↓↓↓
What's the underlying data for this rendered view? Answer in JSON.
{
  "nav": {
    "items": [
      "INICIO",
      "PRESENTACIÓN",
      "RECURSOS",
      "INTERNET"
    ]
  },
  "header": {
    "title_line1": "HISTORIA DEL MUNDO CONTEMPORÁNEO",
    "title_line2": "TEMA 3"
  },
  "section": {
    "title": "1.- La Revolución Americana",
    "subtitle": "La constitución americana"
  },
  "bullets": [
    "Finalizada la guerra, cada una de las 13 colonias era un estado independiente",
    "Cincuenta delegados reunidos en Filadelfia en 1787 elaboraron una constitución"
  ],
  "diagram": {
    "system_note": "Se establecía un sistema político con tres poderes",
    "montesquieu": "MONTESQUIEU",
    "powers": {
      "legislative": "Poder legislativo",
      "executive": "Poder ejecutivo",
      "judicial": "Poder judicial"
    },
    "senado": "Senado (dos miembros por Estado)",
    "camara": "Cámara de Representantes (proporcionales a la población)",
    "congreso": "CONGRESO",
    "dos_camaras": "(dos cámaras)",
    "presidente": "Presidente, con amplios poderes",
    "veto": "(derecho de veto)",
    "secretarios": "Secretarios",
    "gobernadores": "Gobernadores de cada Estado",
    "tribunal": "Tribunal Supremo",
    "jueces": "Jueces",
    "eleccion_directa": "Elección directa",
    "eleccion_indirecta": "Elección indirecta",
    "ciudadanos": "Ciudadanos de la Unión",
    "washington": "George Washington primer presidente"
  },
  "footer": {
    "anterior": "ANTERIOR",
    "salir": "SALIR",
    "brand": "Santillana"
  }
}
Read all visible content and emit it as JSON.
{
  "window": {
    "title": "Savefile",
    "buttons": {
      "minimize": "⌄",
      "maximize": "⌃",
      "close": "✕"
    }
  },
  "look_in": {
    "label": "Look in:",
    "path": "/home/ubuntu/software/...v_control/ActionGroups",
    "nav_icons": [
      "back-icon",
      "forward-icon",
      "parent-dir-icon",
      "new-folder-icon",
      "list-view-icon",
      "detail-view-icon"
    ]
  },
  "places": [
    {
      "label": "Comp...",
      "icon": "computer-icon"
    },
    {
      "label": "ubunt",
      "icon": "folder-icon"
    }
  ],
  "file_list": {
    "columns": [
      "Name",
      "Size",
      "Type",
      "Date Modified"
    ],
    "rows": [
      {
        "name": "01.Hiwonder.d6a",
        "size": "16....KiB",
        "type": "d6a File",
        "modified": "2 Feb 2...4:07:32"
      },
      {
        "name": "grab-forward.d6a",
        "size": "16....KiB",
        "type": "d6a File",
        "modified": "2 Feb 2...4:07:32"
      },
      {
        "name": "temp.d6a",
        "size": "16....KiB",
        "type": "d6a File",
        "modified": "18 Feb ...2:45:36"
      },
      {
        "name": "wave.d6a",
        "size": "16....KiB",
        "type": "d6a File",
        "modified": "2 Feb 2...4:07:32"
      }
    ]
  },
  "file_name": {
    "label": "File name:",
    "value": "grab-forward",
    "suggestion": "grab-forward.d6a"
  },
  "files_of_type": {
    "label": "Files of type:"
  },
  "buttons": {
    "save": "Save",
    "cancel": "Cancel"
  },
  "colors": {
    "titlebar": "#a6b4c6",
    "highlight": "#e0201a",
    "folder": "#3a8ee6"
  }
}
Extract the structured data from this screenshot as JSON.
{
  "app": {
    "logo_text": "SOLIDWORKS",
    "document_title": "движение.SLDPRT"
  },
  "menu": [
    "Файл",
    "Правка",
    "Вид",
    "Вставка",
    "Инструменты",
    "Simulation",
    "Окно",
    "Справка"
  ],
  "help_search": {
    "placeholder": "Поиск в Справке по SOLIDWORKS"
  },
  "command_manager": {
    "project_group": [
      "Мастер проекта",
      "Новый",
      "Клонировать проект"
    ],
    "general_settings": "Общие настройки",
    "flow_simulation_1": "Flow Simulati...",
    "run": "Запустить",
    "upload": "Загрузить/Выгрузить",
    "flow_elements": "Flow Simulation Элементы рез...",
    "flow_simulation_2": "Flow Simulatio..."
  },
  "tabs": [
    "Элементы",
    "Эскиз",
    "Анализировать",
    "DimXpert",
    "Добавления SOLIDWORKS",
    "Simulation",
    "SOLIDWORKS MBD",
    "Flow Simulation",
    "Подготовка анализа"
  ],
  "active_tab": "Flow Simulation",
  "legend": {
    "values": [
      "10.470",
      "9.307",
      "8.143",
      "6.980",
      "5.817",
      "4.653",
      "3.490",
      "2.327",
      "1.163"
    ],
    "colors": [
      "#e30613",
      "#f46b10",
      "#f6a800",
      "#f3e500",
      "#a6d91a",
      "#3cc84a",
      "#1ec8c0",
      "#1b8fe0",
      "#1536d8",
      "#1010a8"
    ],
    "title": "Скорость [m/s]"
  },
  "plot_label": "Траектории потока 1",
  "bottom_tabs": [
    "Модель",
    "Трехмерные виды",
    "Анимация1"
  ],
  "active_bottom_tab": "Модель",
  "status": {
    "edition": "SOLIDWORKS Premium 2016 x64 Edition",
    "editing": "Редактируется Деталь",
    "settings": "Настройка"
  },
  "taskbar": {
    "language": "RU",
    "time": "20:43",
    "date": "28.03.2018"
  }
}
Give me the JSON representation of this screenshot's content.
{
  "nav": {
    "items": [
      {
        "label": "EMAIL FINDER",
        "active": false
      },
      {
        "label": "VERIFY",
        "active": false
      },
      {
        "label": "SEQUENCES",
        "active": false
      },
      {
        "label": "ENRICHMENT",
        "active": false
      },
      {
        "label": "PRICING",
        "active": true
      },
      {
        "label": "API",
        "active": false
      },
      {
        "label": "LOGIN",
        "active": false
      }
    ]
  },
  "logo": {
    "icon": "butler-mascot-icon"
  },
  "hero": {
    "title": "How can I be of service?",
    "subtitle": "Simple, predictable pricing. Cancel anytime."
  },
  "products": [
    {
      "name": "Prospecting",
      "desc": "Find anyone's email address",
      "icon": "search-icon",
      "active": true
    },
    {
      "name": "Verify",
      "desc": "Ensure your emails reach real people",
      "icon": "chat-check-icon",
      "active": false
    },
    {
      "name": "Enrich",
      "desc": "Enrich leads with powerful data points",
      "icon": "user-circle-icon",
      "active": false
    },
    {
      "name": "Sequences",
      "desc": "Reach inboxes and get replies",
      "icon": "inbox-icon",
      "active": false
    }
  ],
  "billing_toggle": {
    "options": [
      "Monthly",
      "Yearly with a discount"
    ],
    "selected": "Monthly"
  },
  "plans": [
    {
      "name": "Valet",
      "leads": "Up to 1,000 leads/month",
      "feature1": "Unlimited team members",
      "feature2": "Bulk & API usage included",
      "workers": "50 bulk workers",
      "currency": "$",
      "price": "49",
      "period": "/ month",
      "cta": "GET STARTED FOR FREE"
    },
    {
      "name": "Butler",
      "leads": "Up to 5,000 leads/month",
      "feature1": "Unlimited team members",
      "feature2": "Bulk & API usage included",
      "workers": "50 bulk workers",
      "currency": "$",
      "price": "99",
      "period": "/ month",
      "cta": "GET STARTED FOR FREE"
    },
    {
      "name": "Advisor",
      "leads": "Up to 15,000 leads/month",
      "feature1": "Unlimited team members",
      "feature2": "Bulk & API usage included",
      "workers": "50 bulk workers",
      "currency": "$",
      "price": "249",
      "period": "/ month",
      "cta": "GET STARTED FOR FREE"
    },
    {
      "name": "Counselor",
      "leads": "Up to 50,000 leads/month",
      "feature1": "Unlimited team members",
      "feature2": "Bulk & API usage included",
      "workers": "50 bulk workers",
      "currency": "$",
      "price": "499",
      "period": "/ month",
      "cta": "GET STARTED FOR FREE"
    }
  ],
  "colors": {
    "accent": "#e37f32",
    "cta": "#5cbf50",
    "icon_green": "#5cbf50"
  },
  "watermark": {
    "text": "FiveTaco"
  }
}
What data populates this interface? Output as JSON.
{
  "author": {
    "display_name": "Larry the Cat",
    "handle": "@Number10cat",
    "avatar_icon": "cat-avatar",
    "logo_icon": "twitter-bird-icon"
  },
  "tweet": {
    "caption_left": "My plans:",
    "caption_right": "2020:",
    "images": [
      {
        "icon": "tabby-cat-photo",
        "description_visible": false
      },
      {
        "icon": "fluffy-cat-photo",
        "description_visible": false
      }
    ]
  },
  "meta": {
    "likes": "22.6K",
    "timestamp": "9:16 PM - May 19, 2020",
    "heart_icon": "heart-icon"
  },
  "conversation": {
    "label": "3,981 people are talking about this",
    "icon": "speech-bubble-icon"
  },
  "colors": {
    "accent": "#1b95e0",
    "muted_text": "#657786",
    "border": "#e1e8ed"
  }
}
↑↑↑
• _PROBLEM_
Pull out every line holding "view" from the records above, and copy it.

• _FINAL RESULT_
What's the underlying data for this rendered view? Answer in JSON.
      "list-view-icon",
      "detail-view-icon"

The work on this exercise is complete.